═════ EXTRACTED INFORMATION ═════

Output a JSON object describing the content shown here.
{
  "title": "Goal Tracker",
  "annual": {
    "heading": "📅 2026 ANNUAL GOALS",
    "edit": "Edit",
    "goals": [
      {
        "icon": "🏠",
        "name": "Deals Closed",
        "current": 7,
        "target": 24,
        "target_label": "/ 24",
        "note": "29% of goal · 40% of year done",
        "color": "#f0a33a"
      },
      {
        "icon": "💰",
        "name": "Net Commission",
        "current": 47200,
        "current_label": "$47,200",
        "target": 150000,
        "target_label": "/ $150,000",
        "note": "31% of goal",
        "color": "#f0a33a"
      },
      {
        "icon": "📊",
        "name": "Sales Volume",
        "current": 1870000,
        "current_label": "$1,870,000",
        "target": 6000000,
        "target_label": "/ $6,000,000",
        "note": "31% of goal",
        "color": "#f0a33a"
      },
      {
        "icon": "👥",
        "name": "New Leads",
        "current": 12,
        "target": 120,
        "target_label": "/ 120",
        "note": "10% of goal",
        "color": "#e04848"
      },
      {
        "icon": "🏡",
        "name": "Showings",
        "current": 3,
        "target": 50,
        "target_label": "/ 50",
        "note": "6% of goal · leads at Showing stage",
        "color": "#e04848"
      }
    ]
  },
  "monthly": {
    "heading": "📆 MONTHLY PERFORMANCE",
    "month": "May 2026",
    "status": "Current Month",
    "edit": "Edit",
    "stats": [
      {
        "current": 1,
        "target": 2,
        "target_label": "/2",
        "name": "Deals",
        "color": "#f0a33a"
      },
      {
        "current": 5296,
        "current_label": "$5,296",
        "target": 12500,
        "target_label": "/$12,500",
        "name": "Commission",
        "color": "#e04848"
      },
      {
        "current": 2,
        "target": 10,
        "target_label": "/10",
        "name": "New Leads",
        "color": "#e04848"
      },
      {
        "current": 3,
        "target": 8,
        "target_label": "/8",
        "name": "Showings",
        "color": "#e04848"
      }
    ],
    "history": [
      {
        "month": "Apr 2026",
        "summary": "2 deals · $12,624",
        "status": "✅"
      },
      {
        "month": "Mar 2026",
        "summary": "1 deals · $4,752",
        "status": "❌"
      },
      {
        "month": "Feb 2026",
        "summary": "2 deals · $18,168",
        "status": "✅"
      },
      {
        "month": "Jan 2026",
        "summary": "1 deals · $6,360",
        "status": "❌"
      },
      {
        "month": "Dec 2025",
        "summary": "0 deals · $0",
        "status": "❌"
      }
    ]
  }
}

═════

### INSTRUCTIONS FOR THE TASK
Pick out the lines containing the string "heading".

### SOLVED EXERCISE
    "heading": "📅 2026 ANNUAL GOALS",
    "heading": "📆 MONTHLY PERFORMANCE",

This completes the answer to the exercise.